Data records:
******************************
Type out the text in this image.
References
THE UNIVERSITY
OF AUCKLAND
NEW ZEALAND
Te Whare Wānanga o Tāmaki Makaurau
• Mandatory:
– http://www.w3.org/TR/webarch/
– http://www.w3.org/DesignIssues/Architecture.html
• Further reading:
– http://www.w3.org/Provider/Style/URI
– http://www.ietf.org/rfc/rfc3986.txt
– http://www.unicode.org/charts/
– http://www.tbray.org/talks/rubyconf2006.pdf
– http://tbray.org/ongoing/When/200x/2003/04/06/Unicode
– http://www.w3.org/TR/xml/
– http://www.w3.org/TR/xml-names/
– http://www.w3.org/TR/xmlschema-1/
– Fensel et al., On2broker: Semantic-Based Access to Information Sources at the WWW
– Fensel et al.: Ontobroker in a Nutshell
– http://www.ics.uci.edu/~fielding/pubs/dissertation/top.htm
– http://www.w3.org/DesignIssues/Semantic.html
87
******************************
* EXERCISE OBJECTIVE *
Reproduce every line of the data verbatim.

* RESPONSE TO THIS EXERCISE *
Type out the text in this image.
References
THE UNIVERSITY
OF AUCKLAND
NEW ZEALAND
Te Whare Wānanga o Tāmaki Makaurau
• Mandatory:
– http://www.w3.org/TR/webarch/
– http://www.w3.org/DesignIssues/Architecture.html
• Further reading:
– http://www.w3.org/Provider/Style/URI
– http://www.ietf.org/rfc/rfc3986.txt
– http://www.unicode.org/charts/
– http://www.tbray.org/talks/rubyconf2006.pdf
– http://tbray.org/ongoing/When/200x/2003/04/06/Unicode
– http://www.w3.org/TR/xml/
– http://www.w3.org/TR/xml-names/
– http://www.w3.org/TR/xmlschema-1/
– Fensel et al., On2broker: Semantic-Based Access to Information Sources at the WWW
– Fensel et al.: Ontobroker in a Nutshell
– http://www.ics.uci.edu/~fielding/pubs/dissertation/top.htm
– http://www.w3.org/DesignIssues/Semantic.html
87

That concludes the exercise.